Your copy of the material below should match it exactly, except that it holds no pictures.

---+---

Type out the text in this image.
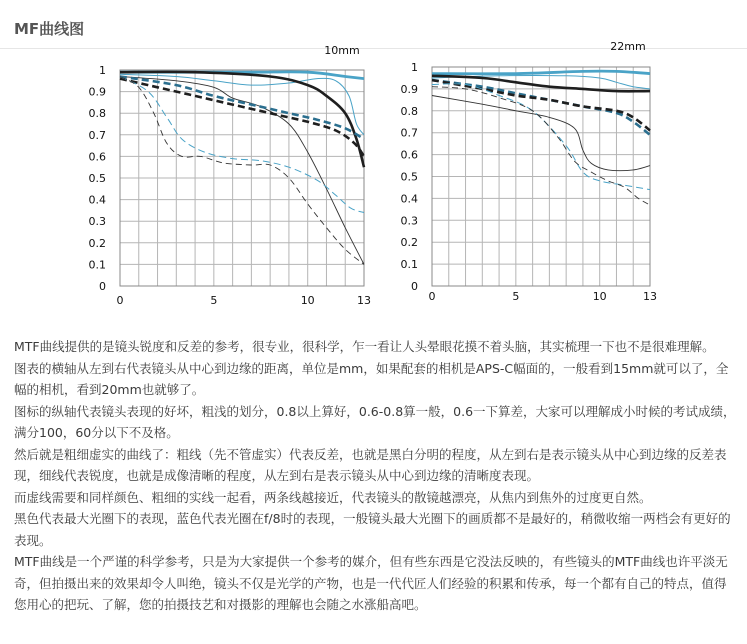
MF曲线图
10mm
1
0.9
0.8
0.7
0.6
0.5
0.4
0.3
0.2
0.1
0
0	5	10	13
22mm
1
0.9
0.8
0.7
0.6
0.5
0.4
0.3
0.2
0.1
0
0	5	10	13

MTF曲线提供的是镜头锐度和反差的参考，很专业，很科学，乍一看让人头晕眼花摸不着头脑，其实梳理一下也不是很难理解。

图表的横轴从左到右代表镜头从中心到边缘的距离，单位是mm，如果配套的相机是APS-C幅面的，一般看到15mm就可以了，全幅的相机，看到20mm也就够了。

图标的纵轴代表镜头表现的好坏，粗浅的划分，0.8以上算好，0.6-0.8算一般，0.6一下算差，大家可以理解成小时候的考试成绩，满分100，60分以下不及格。

然后就是粗细虚实的曲线了：粗线（先不管虚实）代表反差，也就是黑白分明的程度，从左到右是表示镜头从中心到边缘的反差表现，细线代表锐度，也就是成像清晰的程度，从左到右是表示镜头从中心到边缘的清晰度表现。

而虚线需要和同样颜色、粗细的实线一起看，两条线越接近，代表镜头的散镜越漂亮，从焦内到焦外的过度更自然。

黑色代表最大光圈下的表现，蓝色代表光圈在f/8时的表现，一般镜头最大光圈下的画质都不是最好的，稍微收缩一两档会有更好的表现。

MTF曲线是一个严谨的科学参考，只是为大家提供一个参考的媒介，但有些东西是它没法反映的，有些镜头的MTF曲线也许平淡无奇，但拍摄出来的效果却令人叫绝，镜头不仅是光学的产物，也是一代代匠人们经验的积累和传承，每一个都有自己的特点，值得您用心的把玩、了解，您的拍摄技艺和对摄影的理解也会随之水涨船高吧。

---+---

§ **SOLUTION FOR THIS TASK**:
Type out the text in this image.
MF曲线图
10mm
1
0.9
0.8
0.7
0.6
0.5
0.4
0.3
0.2
0.1
0
0	5	10	13
22mm
1
0.9
0.8
0.7
0.6
0.5
0.4
0.3
0.2
0.1
0
0	5	10	13

MTF曲线提供的是镜头锐度和反差的参考，很专业，很科学，乍一看让人头晕眼花摸不着头脑，其实梳理一下也不是很难理解。

图表的横轴从左到右代表镜头从中心到边缘的距离，单位是mm，如果配套的相机是APS-C幅面的，一般看到15mm就可以了，全幅的相机，看到20mm也就够了。

图标的纵轴代表镜头表现的好坏，粗浅的划分，0.8以上算好，0.6-0.8算一般，0.6一下算差，大家可以理解成小时候的考试成绩，满分100，60分以下不及格。

然后就是粗细虚实的曲线了：粗线（先不管虚实）代表反差，也就是黑白分明的程度，从左到右是表示镜头从中心到边缘的反差表现，细线代表锐度，也就是成像清晰的程度，从左到右是表示镜头从中心到边缘的清晰度表现。

而虚线需要和同样颜色、粗细的实线一起看，两条线越接近，代表镜头的散镜越漂亮，从焦内到焦外的过度更自然。

黑色代表最大光圈下的表现，蓝色代表光圈在f/8时的表现，一般镜头最大光圈下的画质都不是最好的，稍微收缩一两档会有更好的表现。

MTF曲线是一个严谨的科学参考，只是为大家提供一个参考的媒介，但有些东西是它没法反映的，有些镜头的MTF曲线也许平淡无奇，但拍摄出来的效果却令人叫绝，镜头不仅是光学的产物，也是一代代匠人们经验的积累和传承，每一个都有自己的特点，值得您用心的把玩、了解，您的拍摄技艺和对摄影的理解也会随之水涨船高吧。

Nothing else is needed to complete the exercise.